> **Required task**
Go through the entries below and collect each line with the string "values" in it.

> **Dataset extract**
▬▬▬▬▬▬▬▬▬▬

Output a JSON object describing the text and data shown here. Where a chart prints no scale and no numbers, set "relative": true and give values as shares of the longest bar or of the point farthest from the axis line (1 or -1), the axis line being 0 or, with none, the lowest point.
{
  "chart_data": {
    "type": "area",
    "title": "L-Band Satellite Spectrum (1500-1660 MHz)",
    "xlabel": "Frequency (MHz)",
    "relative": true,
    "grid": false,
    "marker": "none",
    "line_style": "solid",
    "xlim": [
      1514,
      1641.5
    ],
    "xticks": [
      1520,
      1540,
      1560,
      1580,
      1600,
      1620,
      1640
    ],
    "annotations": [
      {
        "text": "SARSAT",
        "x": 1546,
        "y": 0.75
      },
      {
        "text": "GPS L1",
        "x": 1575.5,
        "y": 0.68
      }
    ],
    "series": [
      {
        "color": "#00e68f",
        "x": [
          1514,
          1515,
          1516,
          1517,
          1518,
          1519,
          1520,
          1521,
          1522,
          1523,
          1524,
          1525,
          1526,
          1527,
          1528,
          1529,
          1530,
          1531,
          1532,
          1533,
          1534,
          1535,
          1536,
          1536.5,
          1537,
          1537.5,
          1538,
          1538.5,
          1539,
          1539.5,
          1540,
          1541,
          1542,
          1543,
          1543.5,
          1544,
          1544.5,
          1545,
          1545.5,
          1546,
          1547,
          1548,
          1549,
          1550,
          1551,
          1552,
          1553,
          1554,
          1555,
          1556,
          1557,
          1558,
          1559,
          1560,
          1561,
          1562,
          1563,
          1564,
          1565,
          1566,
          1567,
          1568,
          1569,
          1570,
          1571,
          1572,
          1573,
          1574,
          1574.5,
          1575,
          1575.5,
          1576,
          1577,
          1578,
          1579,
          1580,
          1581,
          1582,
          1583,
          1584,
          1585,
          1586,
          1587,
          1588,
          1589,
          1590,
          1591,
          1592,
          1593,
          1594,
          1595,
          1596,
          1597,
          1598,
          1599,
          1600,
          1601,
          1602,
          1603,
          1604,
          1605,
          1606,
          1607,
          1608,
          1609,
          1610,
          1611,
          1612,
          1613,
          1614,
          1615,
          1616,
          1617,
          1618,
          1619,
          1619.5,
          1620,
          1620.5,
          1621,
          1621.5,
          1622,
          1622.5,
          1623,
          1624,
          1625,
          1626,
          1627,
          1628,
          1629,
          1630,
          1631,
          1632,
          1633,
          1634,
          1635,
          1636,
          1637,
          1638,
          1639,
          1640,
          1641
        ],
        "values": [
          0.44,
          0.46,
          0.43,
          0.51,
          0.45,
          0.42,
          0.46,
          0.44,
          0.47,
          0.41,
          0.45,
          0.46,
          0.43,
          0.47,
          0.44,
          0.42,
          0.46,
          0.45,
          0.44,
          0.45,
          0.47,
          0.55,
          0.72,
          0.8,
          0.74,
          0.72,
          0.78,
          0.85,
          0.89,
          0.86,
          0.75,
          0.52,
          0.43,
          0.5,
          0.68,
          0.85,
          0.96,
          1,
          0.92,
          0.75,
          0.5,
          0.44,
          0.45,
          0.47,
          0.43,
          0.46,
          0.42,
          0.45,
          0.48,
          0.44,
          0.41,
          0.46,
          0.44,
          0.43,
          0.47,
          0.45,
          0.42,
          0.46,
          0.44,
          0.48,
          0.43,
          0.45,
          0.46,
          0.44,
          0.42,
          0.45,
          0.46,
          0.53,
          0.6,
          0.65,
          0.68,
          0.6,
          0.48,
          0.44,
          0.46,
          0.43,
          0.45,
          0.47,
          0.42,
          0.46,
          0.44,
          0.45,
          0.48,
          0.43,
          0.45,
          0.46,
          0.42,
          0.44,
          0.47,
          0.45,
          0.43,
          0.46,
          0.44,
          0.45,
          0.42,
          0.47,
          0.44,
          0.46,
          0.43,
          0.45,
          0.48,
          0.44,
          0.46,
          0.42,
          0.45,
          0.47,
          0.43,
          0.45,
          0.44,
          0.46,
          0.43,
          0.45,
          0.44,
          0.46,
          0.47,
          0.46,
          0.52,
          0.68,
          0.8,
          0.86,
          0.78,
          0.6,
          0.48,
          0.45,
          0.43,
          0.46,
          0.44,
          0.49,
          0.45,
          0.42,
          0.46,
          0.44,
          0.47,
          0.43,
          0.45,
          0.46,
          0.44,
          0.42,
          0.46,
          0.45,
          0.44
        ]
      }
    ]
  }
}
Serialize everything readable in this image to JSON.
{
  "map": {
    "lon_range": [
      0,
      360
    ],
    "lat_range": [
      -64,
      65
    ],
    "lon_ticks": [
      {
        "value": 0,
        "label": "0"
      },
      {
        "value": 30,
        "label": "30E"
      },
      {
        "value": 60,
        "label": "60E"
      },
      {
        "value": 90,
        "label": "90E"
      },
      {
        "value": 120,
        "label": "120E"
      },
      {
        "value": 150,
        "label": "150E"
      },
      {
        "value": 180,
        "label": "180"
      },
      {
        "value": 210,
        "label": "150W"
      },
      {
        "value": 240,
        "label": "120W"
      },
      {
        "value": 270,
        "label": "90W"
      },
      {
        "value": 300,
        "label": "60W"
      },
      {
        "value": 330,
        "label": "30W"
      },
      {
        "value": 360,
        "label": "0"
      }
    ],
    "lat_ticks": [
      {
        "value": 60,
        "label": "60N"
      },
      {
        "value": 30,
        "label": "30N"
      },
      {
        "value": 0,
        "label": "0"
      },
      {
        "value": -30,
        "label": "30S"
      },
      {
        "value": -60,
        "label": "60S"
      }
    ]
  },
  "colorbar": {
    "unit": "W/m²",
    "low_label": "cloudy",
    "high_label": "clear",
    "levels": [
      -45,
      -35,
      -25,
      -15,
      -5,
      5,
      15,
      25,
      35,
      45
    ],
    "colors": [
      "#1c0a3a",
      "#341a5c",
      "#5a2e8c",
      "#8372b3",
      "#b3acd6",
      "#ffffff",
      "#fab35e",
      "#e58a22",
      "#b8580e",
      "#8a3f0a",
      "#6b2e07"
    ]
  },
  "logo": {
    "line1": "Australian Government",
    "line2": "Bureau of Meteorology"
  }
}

▬▬▬▬▬▬▬▬▬▬

> **Answer to the exercise**
Output a JSON object describing the text and data shown here. Where a chart prints no scale and no numbers, set "relative": true and give values as shares of the longest bar or of the point farthest from the axis line (1 or -1), the axis line being 0 or, with none, the lowest point.
        "values": [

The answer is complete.